[start of Rows]

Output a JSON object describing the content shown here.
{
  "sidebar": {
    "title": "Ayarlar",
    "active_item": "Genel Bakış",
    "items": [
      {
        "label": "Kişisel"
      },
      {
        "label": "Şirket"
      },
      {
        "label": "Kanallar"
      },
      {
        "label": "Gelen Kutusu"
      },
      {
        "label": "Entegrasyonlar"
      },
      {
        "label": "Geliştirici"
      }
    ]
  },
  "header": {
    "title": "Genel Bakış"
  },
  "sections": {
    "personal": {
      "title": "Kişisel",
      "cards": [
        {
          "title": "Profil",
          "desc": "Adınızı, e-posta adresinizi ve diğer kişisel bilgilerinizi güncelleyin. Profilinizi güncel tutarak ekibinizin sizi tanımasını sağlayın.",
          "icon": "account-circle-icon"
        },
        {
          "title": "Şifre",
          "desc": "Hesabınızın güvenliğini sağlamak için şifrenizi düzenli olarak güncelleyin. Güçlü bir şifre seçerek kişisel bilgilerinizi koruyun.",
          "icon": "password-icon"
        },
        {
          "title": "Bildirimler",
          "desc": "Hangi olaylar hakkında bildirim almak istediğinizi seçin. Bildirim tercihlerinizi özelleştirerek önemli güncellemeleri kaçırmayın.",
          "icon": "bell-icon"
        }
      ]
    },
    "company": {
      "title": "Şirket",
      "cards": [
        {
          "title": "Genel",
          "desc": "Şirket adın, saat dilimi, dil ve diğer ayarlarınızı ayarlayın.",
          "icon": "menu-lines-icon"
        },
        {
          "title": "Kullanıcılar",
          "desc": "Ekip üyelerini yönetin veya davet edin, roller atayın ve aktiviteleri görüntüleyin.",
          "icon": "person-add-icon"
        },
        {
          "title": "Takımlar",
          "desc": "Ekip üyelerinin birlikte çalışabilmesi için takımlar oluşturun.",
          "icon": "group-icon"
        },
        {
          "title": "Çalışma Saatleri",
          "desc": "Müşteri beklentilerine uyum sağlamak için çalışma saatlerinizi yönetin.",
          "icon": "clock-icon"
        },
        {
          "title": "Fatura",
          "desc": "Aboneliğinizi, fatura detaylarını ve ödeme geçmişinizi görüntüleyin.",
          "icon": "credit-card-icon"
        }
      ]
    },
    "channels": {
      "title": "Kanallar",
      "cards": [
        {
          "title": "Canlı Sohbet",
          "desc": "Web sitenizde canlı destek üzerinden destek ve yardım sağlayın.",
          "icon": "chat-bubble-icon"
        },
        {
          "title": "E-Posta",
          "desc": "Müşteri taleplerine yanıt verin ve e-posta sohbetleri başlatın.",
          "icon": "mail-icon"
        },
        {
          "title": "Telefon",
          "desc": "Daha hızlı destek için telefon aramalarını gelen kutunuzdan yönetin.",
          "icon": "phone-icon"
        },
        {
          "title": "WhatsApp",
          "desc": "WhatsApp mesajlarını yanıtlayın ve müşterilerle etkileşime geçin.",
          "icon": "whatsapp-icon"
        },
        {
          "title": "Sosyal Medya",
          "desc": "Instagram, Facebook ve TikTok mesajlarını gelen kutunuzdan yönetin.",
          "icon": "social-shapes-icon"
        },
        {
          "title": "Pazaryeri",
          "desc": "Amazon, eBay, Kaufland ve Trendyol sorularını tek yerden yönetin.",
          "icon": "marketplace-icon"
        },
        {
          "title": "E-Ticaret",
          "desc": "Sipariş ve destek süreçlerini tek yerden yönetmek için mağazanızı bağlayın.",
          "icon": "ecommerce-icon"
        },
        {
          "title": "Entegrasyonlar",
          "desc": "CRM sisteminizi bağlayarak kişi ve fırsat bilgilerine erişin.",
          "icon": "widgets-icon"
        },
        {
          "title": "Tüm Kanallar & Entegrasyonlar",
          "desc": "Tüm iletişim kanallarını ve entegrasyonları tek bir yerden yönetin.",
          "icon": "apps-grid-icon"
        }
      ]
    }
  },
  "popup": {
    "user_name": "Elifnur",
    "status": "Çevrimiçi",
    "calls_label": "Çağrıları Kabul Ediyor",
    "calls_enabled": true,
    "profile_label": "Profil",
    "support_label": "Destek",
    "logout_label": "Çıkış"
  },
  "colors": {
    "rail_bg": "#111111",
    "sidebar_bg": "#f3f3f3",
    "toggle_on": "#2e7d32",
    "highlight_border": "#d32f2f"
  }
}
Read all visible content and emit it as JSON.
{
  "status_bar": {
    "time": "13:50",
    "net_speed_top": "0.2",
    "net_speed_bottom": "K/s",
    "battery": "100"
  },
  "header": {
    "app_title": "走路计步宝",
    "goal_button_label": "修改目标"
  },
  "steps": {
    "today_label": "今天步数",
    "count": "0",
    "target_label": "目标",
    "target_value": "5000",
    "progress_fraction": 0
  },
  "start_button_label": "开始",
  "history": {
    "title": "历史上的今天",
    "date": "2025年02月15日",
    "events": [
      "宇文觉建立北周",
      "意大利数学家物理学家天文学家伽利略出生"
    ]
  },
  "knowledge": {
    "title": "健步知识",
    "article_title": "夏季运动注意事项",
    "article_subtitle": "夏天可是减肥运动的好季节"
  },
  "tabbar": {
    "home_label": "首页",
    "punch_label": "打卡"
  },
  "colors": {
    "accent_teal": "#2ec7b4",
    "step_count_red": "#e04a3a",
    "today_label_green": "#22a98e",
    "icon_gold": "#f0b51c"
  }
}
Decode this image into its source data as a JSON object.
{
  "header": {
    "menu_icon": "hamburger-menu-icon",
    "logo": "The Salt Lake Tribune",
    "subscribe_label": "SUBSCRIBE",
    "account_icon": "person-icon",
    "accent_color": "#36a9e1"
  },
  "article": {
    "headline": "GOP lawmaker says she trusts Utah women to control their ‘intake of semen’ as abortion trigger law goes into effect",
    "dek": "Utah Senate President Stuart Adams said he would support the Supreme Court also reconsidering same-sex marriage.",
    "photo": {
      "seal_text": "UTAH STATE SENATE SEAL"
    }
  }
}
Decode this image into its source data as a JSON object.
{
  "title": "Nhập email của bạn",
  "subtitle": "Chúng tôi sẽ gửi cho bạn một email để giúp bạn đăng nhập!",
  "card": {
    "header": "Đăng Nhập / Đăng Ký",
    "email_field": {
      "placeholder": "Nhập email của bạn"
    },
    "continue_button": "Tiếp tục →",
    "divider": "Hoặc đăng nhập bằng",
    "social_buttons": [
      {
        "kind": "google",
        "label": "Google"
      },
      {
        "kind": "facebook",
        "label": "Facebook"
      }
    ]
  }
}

[end of Rows]

### Goal
Give back the data above exactly as it appears.

### Finished task
Output a JSON object describing the content shown here.
{
  "sidebar": {
    "title": "Ayarlar",
    "active_item": "Genel Bakış",
    "items": [
      {
        "label": "Kişisel"
      },
      {
        "label": "Şirket"
      },
      {
        "label": "Kanallar"
      },
      {
        "label": "Gelen Kutusu"
      },
      {
        "label": "Entegrasyonlar"
      },
      {
        "label": "Geliştirici"
      }
    ]
  },
  "header": {
    "title": "Genel Bakış"
  },
  "sections": {
    "personal": {
      "title": "Kişisel",
      "cards": [
        {
          "title": "Profil",
          "desc": "Adınızı, e-posta adresinizi ve diğer kişisel bilgilerinizi güncelleyin. Profilinizi güncel tutarak ekibinizin sizi tanımasını sağlayın.",
          "icon": "account-circle-icon"
        },
        {
          "title": "Şifre",
          "desc": "Hesabınızın güvenliğini sağlamak için şifrenizi düzenli olarak güncelleyin. Güçlü bir şifre seçerek kişisel bilgilerinizi koruyun.",
          "icon": "password-icon"
        },
        {
          "title": "Bildirimler",
          "desc": "Hangi olaylar hakkında bildirim almak istediğinizi seçin. Bildirim tercihlerinizi özelleştirerek önemli güncellemeleri kaçırmayın.",
          "icon": "bell-icon"
        }
      ]
    },
    "company": {
      "title": "Şirket",
      "cards": [
        {
          "title": "Genel",
          "desc": "Şirket adın, saat dilimi, dil ve diğer ayarlarınızı ayarlayın.",
          "icon": "menu-lines-icon"
        },
        {
          "title": "Kullanıcılar",
          "desc": "Ekip üyelerini yönetin veya davet edin, roller atayın ve aktiviteleri görüntüleyin.",
          "icon": "person-add-icon"
        },
        {
          "title": "Takımlar",
          "desc": "Ekip üyelerinin birlikte çalışabilmesi için takımlar oluşturun.",
          "icon": "group-icon"
        },
        {
          "title": "Çalışma Saatleri",
          "desc": "Müşteri beklentilerine uyum sağlamak için çalışma saatlerinizi yönetin.",
          "icon": "clock-icon"
        },
        {
          "title": "Fatura",
          "desc": "Aboneliğinizi, fatura detaylarını ve ödeme geçmişinizi görüntüleyin.",
          "icon": "credit-card-icon"
        }
      ]
    },
    "channels": {
      "title": "Kanallar",
      "cards": [
        {
          "title": "Canlı Sohbet",
          "desc": "Web sitenizde canlı destek üzerinden destek ve yardım sağlayın.",
          "icon": "chat-bubble-icon"
        },
        {
          "title": "E-Posta",
          "desc": "Müşteri taleplerine yanıt verin ve e-posta sohbetleri başlatın.",
          "icon": "mail-icon"
        },
        {
          "title": "Telefon",
          "desc": "Daha hızlı destek için telefon aramalarını gelen kutunuzdan yönetin.",
          "icon": "phone-icon"
        },
        {
          "title": "WhatsApp",
          "desc": "WhatsApp mesajlarını yanıtlayın ve müşterilerle etkileşime geçin.",
          "icon": "whatsapp-icon"
        },
        {
          "title": "Sosyal Medya",
          "desc": "Instagram, Facebook ve TikTok mesajlarını gelen kutunuzdan yönetin.",
          "icon": "social-shapes-icon"
        },
        {
          "title": "Pazaryeri",
          "desc": "Amazon, eBay, Kaufland ve Trendyol sorularını tek yerden yönetin.",
          "icon": "marketplace-icon"
        },
        {
          "title": "E-Ticaret",
          "desc": "Sipariş ve destek süreçlerini tek yerden yönetmek için mağazanızı bağlayın.",
          "icon": "ecommerce-icon"
        },
        {
          "title": "Entegrasyonlar",
          "desc": "CRM sisteminizi bağlayarak kişi ve fırsat bilgilerine erişin.",
          "icon": "widgets-icon"
        },
        {
          "title": "Tüm Kanallar & Entegrasyonlar",
          "desc": "Tüm iletişim kanallarını ve entegrasyonları tek bir yerden yönetin.",
          "icon": "apps-grid-icon"
        }
      ]
    }
  },
  "popup": {
    "user_name": "Elifnur",
    "status": "Çevrimiçi",
    "calls_label": "Çağrıları Kabul Ediyor",
    "calls_enabled": true,
    "profile_label": "Profil",
    "support_label": "Destek",
    "logout_label": "Çıkış"
  },
  "colors": {
    "rail_bg": "#111111",
    "sidebar_bg": "#f3f3f3",
    "toggle_on": "#2e7d32",
    "highlight_border": "#d32f2f"
  }
}
Read all visible content and emit it as JSON.
{
  "status_bar": {
    "time": "13:50",
    "net_speed_top": "0.2",
    "net_speed_bottom": "K/s",
    "battery": "100"
  },
  "header": {
    "app_title": "走路计步宝",
    "goal_button_label": "修改目标"
  },
  "steps": {
    "today_label": "今天步数",
    "count": "0",
    "target_label": "目标",
    "target_value": "5000",
    "progress_fraction": 0
  },
  "start_button_label": "开始",
  "history": {
    "title": "历史上的今天",
    "date": "2025年02月15日",
    "events": [
      "宇文觉建立北周",
      "意大利数学家物理学家天文学家伽利略出生"
    ]
  },
  "knowledge": {
    "title": "健步知识",
    "article_title": "夏季运动注意事项",
    "article_subtitle": "夏天可是减肥运动的好季节"
  },
  "tabbar": {
    "home_label": "首页",
    "punch_label": "打卡"
  },
  "colors": {
    "accent_teal": "#2ec7b4",
    "step_count_red": "#e04a3a",
    "today_label_green": "#22a98e",
    "icon_gold": "#f0b51c"
  }
}
Decode this image into its source data as a JSON object.
{
  "header": {
    "menu_icon": "hamburger-menu-icon",
    "logo": "The Salt Lake Tribune",
    "subscribe_label": "SUBSCRIBE",
    "account_icon": "person-icon",
    "accent_color": "#36a9e1"
  },
  "article": {
    "headline": "GOP lawmaker says she trusts Utah women to control their ‘intake of semen’ as abortion trigger law goes into effect",
    "dek": "Utah Senate President Stuart Adams said he would support the Supreme Court also reconsidering same-sex marriage.",
    "photo": {
      "seal_text": "UTAH STATE SENATE SEAL"
    }
  }
}
Decode this image into its source data as a JSON object.
{
  "title": "Nhập email của bạn",
  "subtitle": "Chúng tôi sẽ gửi cho bạn một email để giúp bạn đăng nhập!",
  "card": {
    "header": "Đăng Nhập / Đăng Ký",
    "email_field": {
      "placeholder": "Nhập email của bạn"
    },
    "continue_button": "Tiếp tục →",
    "divider": "Hoặc đăng nhập bằng",
    "social_buttons": [
      {
        "kind": "google",
        "label": "Google"
      },
      {
        "kind": "facebook",
        "label": "Facebook"
      }
    ]
  }
}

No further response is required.